**Work to be completed**
Print out every line, exactly as written.

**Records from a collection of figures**
++++++++++

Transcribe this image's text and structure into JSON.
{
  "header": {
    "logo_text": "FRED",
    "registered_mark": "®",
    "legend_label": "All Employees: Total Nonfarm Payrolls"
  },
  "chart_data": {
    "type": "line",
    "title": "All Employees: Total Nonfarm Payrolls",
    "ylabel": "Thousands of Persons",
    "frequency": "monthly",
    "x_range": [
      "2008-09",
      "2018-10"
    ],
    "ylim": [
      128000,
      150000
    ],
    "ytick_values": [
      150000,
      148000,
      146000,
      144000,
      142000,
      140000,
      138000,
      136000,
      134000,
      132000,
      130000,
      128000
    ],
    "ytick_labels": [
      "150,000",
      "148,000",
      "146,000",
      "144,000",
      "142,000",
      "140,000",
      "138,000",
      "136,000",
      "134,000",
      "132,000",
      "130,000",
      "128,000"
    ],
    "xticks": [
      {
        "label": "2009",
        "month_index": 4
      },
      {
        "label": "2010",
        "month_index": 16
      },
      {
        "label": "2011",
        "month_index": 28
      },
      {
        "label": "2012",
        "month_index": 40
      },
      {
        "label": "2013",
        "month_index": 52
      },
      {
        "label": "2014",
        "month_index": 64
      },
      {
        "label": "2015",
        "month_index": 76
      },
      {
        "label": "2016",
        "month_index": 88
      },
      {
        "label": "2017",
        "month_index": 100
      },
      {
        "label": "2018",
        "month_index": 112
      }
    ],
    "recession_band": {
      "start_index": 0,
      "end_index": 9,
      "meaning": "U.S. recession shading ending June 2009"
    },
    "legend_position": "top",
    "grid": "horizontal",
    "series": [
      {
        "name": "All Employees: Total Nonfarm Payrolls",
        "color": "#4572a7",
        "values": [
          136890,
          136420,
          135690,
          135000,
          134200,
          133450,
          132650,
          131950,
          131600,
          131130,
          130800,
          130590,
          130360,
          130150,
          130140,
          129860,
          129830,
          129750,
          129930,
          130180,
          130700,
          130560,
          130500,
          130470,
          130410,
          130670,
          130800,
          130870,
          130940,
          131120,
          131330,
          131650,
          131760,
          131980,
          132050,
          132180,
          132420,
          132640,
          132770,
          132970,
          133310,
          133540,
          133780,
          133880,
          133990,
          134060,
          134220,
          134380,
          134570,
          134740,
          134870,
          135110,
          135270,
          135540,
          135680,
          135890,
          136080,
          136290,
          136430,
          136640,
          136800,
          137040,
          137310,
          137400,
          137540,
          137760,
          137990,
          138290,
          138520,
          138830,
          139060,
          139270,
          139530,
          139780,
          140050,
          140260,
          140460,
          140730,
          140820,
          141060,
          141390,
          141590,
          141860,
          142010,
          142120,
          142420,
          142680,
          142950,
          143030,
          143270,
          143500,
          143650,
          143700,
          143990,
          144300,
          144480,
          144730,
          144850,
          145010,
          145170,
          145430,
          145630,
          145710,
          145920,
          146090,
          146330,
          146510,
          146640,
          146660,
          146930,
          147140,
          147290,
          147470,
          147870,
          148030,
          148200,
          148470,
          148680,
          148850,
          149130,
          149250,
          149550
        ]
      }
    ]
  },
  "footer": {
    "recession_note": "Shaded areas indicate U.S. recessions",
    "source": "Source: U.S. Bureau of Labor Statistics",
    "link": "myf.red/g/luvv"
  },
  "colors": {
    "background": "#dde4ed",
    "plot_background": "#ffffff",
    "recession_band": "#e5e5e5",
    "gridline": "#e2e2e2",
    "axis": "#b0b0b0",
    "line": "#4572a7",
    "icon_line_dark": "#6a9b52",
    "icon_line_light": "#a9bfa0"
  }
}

++++++++++

**Solution**
Transcribe this image's text and structure into JSON.
{
  "header": {
    "logo_text": "FRED",
    "registered_mark": "®",
    "legend_label": "All Employees: Total Nonfarm Payrolls"
  },
  "chart_data": {
    "type": "line",
    "title": "All Employees: Total Nonfarm Payrolls",
    "ylabel": "Thousands of Persons",
    "frequency": "monthly",
    "x_range": [
      "2008-09",
      "2018-10"
    ],
    "ylim": [
      128000,
      150000
    ],
    "ytick_values": [
      150000,
      148000,
      146000,
      144000,
      142000,
      140000,
      138000,
      136000,
      134000,
      132000,
      130000,
      128000
    ],
    "ytick_labels": [
      "150,000",
      "148,000",
      "146,000",
      "144,000",
      "142,000",
      "140,000",
      "138,000",
      "136,000",
      "134,000",
      "132,000",
      "130,000",
      "128,000"
    ],
    "xticks": [
      {
        "label": "2009",
        "month_index": 4
      },
      {
        "label": "2010",
        "month_index": 16
      },
      {
        "label": "2011",
        "month_index": 28
      },
      {
        "label": "2012",
        "month_index": 40
      },
      {
        "label": "2013",
        "month_index": 52
      },
      {
        "label": "2014",
        "month_index": 64
      },
      {
        "label": "2015",
        "month_index": 76
      },
      {
        "label": "2016",
        "month_index": 88
      },
      {
        "label": "2017",
        "month_index": 100
      },
      {
        "label": "2018",
        "month_index": 112
      }
    ],
    "recession_band": {
      "start_index": 0,
      "end_index": 9,
      "meaning": "U.S. recession shading ending June 2009"
    },
    "legend_position": "top",
    "grid": "horizontal",
    "series": [
      {
        "name": "All Employees: Total Nonfarm Payrolls",
        "color": "#4572a7",
        "values": [
          136890,
          136420,
          135690,
          135000,
          134200,
          133450,
          132650,
          131950,
          131600,
          131130,
          130800,
          130590,
          130360,
          130150,
          130140,
          129860,
          129830,
          129750,
          129930,
          130180,
          130700,
          130560,
          130500,
          130470,
          130410,
          130670,
          130800,
          130870,
          130940,
          131120,
          131330,
          131650,
          131760,
          131980,
          132050,
          132180,
          132420,
          132640,
          132770,
          132970,
          133310,
          133540,
          133780,
          133880,
          133990,
          134060,
          134220,
          134380,
          134570,
          134740,
          134870,
          135110,
          135270,
          135540,
          135680,
          135890,
          136080,
          136290,
          136430,
          136640,
          136800,
          137040,
          137310,
          137400,
          137540,
          137760,
          137990,
          138290,
          138520,
          138830,
          139060,
          139270,
          139530,
          139780,
          140050,
          140260,
          140460,
          140730,
          140820,
          141060,
          141390,
          141590,
          141860,
          142010,
          142120,
          142420,
          142680,
          142950,
          143030,
          143270,
          143500,
          143650,
          143700,
          143990,
          144300,
          144480,
          144730,
          144850,
          145010,
          145170,
          145430,
          145630,
          145710,
          145920,
          146090,
          146330,
          146510,
          146640,
          146660,
          146930,
          147140,
          147290,
          147470,
          147870,
          148030,
          148200,
          148470,
          148680,
          148850,
          149130,
          149250,
          149550
        ]
      }
    ]
  },
  "footer": {
    "recession_note": "Shaded areas indicate U.S. recessions",
    "source": "Source: U.S. Bureau of Labor Statistics",
    "link": "myf.red/g/luvv"
  },
  "colors": {
    "background": "#dde4ed",
    "plot_background": "#ffffff",
    "recession_band": "#e5e5e5",
    "gridline": "#e2e2e2",
    "axis": "#b0b0b0",
    "line": "#4572a7",
    "icon_line_dark": "#6a9b52",
    "icon_line_light": "#a9bfa0"
  }
}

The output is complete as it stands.